Extracted data entries

<<<<

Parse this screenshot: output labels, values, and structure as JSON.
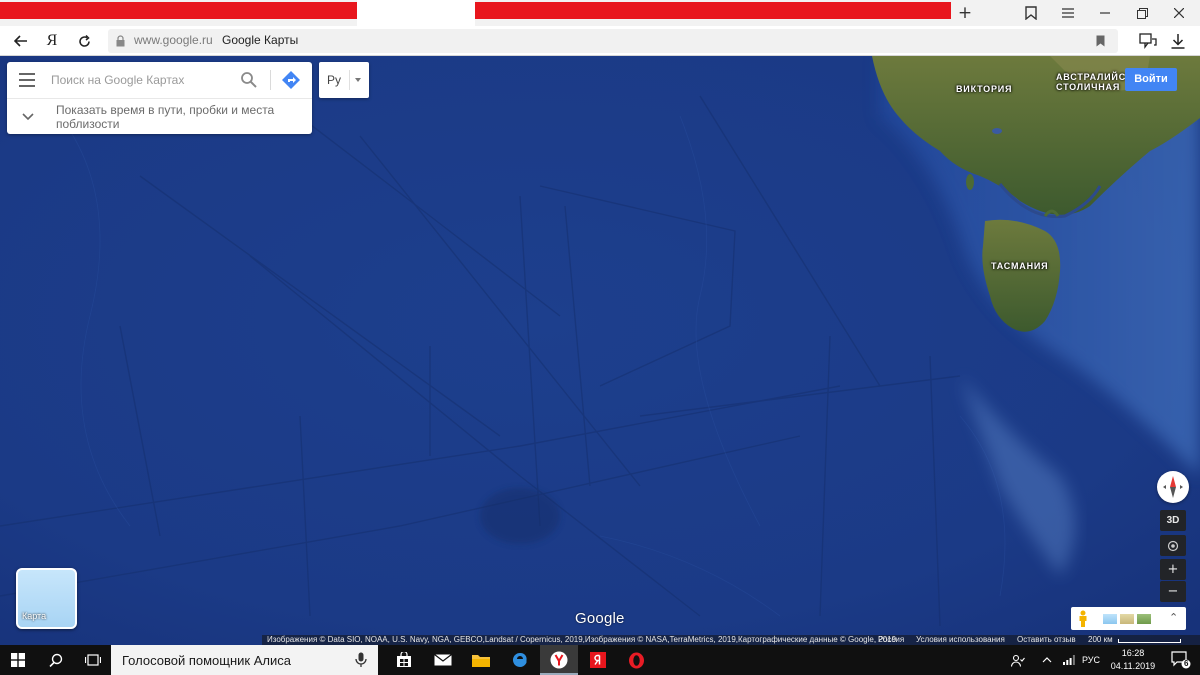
{
  "browser": {
    "url_domain": "www.google.ru",
    "page_title": "Google Карты"
  },
  "map": {
    "search": {
      "placeholder": "Поиск на Google Картах",
      "hint": "Показать время в пути, пробки и места поблизости"
    },
    "language": "Ру",
    "sign_in": "Войти",
    "labels": {
      "australia": "АВСТРАЛИЙС",
      "capital": "СТОЛИЧНАЯ",
      "victoria": "ВИКТОРИЯ",
      "tasmania": "ТАСМАНИЯ"
    },
    "thumbnail_label": "Карта",
    "google_logo": "Google",
    "controls": {
      "three_d": "3D",
      "zoom_in": "+",
      "zoom_out": "−"
    },
    "attribution": {
      "imagery": "Изображения © Data SIO, NOAA, U.S. Navy, NGA, GEBCO,Landsat / Copernicus, 2019,Изображения © NASA,TerraMetrics, 2019,Картографические данные © Google, 2019",
      "country": "Россия",
      "terms": "Условия использования",
      "feedback": "Оставить отзыв",
      "scale": "200 км"
    }
  },
  "taskbar": {
    "assistant_text": "Голосовой помощник Алиса",
    "language": "РУС",
    "time": "16:28",
    "date": "04.11.2019",
    "notification_count": "6"
  }
}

>>>>

## GIVEN TASK
Only the number is wanted: how many lines of these entries contain the string "labels"?

## RESPONSE TO THIS EXERCISE
2